Prompt: Please reproduce the entries word for word, starting with the first one and ending with the line that contains "window-close-button[interactable]: ✕ <box>2504", both included.
========
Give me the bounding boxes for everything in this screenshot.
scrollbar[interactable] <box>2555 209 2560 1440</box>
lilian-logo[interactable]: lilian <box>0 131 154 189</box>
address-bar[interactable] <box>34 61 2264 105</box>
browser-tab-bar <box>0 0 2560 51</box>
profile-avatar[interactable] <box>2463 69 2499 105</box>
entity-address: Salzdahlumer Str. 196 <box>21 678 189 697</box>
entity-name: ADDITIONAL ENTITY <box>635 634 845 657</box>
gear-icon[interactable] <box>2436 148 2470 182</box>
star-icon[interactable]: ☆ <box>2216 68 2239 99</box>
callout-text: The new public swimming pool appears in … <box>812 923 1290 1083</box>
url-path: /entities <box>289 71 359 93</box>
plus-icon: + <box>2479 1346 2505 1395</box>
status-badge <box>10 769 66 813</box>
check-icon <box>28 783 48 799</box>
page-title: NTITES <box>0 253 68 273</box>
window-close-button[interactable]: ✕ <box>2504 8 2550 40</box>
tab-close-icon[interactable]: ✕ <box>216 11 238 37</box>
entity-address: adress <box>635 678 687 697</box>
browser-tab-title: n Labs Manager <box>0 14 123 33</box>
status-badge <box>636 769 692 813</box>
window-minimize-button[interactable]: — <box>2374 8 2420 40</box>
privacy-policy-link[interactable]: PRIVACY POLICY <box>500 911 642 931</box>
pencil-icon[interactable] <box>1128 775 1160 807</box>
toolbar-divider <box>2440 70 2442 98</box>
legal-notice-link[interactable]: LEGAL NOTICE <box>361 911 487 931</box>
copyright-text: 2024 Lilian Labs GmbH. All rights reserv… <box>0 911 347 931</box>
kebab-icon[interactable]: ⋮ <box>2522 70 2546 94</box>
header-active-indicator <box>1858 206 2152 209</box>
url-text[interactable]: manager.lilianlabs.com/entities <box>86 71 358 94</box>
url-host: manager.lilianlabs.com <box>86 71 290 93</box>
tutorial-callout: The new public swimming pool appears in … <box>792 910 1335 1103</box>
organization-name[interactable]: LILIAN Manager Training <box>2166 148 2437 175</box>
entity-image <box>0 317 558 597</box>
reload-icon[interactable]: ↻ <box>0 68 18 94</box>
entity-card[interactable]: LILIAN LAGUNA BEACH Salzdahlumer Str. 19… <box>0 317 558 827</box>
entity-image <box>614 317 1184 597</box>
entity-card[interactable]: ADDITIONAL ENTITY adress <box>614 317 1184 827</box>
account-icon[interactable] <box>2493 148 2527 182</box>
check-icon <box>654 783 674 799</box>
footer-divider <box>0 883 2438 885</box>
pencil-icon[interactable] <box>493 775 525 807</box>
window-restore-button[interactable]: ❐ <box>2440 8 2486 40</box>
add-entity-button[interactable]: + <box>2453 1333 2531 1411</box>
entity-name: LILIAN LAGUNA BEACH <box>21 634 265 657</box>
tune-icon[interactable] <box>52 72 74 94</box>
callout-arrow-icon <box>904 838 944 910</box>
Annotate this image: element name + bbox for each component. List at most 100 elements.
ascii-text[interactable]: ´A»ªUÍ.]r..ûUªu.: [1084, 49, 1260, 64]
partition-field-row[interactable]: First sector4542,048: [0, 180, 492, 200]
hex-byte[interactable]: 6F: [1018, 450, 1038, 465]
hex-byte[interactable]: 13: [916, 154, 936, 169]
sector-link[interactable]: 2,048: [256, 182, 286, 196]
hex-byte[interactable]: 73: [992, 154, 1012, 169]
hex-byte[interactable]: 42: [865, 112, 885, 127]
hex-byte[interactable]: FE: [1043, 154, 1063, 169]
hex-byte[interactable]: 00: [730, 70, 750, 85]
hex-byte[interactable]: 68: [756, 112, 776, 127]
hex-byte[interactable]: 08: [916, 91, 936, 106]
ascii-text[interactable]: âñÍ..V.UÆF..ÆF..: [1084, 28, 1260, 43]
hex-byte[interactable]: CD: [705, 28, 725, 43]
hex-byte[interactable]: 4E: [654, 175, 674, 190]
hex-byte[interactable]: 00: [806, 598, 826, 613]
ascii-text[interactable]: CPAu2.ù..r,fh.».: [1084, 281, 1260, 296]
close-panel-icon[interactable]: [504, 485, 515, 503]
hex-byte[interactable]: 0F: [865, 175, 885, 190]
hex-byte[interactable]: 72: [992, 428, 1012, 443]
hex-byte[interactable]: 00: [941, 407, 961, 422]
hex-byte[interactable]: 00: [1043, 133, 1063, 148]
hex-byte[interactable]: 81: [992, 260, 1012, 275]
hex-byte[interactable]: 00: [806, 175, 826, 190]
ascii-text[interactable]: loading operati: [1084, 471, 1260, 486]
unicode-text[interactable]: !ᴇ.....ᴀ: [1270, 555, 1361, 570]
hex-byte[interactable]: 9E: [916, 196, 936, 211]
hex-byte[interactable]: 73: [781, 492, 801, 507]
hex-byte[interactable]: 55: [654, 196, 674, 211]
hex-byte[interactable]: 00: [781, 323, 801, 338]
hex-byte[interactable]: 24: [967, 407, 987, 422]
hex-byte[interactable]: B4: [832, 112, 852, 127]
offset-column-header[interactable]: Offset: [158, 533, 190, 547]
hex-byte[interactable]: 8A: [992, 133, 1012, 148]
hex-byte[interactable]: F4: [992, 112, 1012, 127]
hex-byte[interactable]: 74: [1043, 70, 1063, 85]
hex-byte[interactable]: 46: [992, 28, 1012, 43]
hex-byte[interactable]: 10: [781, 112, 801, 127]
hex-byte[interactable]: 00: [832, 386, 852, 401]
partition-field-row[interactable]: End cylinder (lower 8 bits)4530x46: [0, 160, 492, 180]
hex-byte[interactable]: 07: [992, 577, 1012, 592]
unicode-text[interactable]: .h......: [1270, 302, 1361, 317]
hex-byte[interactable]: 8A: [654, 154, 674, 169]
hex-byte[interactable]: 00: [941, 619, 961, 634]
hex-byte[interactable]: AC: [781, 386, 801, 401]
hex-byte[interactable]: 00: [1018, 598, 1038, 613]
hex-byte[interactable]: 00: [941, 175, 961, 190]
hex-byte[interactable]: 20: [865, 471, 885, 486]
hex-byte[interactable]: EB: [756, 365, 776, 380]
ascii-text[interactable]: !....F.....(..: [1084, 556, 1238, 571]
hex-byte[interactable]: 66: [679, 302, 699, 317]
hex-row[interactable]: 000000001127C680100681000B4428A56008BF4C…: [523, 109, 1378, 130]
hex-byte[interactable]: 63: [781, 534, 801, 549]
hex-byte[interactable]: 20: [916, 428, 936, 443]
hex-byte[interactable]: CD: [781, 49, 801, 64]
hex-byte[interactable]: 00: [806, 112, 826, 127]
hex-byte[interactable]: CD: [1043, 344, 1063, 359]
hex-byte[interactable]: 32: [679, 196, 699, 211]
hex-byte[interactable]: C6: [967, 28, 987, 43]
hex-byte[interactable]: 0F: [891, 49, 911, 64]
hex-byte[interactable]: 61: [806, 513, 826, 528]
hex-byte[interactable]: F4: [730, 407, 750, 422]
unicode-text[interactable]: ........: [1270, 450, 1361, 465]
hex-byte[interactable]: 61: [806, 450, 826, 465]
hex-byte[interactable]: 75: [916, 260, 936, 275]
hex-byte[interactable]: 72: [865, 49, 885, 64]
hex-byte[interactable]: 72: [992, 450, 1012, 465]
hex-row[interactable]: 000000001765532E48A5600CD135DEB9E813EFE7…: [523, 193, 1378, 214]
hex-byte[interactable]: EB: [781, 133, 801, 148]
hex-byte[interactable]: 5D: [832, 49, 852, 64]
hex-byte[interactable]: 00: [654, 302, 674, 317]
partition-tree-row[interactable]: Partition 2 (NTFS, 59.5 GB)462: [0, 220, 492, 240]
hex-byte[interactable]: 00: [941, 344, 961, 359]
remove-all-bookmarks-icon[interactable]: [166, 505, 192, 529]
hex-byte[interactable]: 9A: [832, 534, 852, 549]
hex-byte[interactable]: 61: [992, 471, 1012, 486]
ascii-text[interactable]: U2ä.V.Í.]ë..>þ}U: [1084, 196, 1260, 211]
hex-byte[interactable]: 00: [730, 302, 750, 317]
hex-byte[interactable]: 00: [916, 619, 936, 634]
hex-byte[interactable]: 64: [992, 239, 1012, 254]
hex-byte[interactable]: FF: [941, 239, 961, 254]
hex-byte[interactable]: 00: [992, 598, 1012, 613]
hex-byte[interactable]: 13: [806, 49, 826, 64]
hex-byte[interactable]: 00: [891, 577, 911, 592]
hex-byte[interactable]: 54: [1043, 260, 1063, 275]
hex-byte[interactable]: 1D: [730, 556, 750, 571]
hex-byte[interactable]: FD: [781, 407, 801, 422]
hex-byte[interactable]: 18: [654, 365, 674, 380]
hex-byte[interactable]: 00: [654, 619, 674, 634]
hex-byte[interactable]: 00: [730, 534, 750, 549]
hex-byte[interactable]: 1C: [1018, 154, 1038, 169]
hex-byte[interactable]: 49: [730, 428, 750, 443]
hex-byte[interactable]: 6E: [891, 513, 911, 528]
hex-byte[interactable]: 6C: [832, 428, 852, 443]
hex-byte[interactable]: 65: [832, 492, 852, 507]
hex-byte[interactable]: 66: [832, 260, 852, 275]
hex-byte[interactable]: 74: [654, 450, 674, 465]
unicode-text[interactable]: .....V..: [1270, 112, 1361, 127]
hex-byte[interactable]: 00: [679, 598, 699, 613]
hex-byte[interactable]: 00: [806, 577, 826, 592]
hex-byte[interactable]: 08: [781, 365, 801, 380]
========
Right answer:
Give me the bounding boxes for everything in this screenshot.
scrollbar[interactable] <box>2555 209 2560 1440</box>
lilian-logo[interactable]: lilian <box>0 131 154 189</box>
address-bar[interactable] <box>34 61 2264 105</box>
browser-tab-bar <box>0 0 2560 51</box>
profile-avatar[interactable] <box>2463 69 2499 105</box>
entity-address: Salzdahlumer Str. 196 <box>21 678 189 697</box>
entity-name: ADDITIONAL ENTITY <box>635 634 845 657</box>
gear-icon[interactable] <box>2436 148 2470 182</box>
star-icon[interactable]: ☆ <box>2216 68 2239 99</box>
callout-text: The new public swimming pool appears in … <box>812 923 1290 1083</box>
url-path: /entities <box>289 71 359 93</box>
plus-icon: + <box>2479 1346 2505 1395</box>
status-badge <box>10 769 66 813</box>
check-icon <box>28 783 48 799</box>
page-title: NTITES <box>0 253 68 273</box>
window-close-button[interactable]: ✕ <box>2504 8 2550 40</box>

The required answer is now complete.